#### Problem to work on:
Please quote every line word for word.

#### Material for this exercise:
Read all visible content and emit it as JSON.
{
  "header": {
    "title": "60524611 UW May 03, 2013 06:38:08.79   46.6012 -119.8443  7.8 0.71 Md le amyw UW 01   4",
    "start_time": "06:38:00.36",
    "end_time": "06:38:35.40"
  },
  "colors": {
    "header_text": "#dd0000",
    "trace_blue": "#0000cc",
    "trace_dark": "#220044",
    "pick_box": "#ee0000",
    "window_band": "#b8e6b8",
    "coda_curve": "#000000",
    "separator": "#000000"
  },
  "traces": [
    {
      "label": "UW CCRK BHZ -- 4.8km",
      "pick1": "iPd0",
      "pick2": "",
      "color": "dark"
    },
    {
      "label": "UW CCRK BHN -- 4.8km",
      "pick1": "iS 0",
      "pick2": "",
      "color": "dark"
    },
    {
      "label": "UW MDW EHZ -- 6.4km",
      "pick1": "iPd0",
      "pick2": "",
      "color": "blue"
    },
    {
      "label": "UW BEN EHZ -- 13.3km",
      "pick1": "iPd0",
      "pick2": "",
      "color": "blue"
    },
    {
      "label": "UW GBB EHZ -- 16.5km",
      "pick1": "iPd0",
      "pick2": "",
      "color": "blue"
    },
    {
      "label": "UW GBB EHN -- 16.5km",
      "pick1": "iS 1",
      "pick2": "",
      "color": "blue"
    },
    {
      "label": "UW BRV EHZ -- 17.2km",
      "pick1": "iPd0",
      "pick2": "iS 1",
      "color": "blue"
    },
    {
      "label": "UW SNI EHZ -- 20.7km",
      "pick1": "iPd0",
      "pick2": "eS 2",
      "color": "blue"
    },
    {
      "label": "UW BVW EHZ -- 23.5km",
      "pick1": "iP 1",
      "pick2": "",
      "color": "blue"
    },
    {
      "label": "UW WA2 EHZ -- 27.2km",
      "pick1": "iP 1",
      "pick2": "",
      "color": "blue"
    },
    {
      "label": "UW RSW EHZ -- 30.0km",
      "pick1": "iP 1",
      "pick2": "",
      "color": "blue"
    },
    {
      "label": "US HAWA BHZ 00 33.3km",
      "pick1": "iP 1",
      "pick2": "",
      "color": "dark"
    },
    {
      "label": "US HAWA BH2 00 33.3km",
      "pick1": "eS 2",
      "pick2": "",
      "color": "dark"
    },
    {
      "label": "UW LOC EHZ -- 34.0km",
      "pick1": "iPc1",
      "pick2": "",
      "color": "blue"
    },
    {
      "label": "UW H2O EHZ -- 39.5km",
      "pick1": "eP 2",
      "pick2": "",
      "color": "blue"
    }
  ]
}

#### Result:
Read all visible content and emit it as JSON.
{
  "header": {
    "title": "60524611 UW May 03, 2013 06:38:08.79   46.6012 -119.8443  7.8 0.71 Md le amyw UW 01   4",
    "start_time": "06:38:00.36",
    "end_time": "06:38:35.40"
  },
  "colors": {
    "header_text": "#dd0000",
    "trace_blue": "#0000cc",
    "trace_dark": "#220044",
    "pick_box": "#ee0000",
    "window_band": "#b8e6b8",
    "coda_curve": "#000000",
    "separator": "#000000"
  },
  "traces": [
    {
      "label": "UW CCRK BHZ -- 4.8km",
      "pick1": "iPd0",
      "pick2": "",
      "color": "dark"
    },
    {
      "label": "UW CCRK BHN -- 4.8km",
      "pick1": "iS 0",
      "pick2": "",
      "color": "dark"
    },
    {
      "label": "UW MDW EHZ -- 6.4km",
      "pick1": "iPd0",
      "pick2": "",
      "color": "blue"
    },
    {
      "label": "UW BEN EHZ -- 13.3km",
      "pick1": "iPd0",
      "pick2": "",
      "color": "blue"
    },
    {
      "label": "UW GBB EHZ -- 16.5km",
      "pick1": "iPd0",
      "pick2": "",
      "color": "blue"
    },
    {
      "label": "UW GBB EHN -- 16.5km",
      "pick1": "iS 1",
      "pick2": "",
      "color": "blue"
    },
    {
      "label": "UW BRV EHZ -- 17.2km",
      "pick1": "iPd0",
      "pick2": "iS 1",
      "color": "blue"
    },
    {
      "label": "UW SNI EHZ -- 20.7km",
      "pick1": "iPd0",
      "pick2": "eS 2",
      "color": "blue"
    },
    {
      "label": "UW BVW EHZ -- 23.5km",
      "pick1": "iP 1",
      "pick2": "",
      "color": "blue"
    },
    {
      "label": "UW WA2 EHZ -- 27.2km",
      "pick1": "iP 1",
      "pick2": "",
      "color": "blue"
    },
    {
      "label": "UW RSW EHZ -- 30.0km",
      "pick1": "iP 1",
      "pick2": "",
      "color": "blue"
    },
    {
      "label": "US HAWA BHZ 00 33.3km",
      "pick1": "iP 1",
      "pick2": "",
      "color": "dark"
    },
    {
      "label": "US HAWA BH2 00 33.3km",
      "pick1": "eS 2",
      "pick2": "",
      "color": "dark"
    },
    {
      "label": "UW LOC EHZ -- 34.0km",
      "pick1": "iPc1",
      "pick2": "",
      "color": "blue"
    },
    {
      "label": "UW H2O EHZ -- 39.5km",
      "pick1": "eP 2",
      "pick2": "",
      "color": "blue"
    }
  ]
}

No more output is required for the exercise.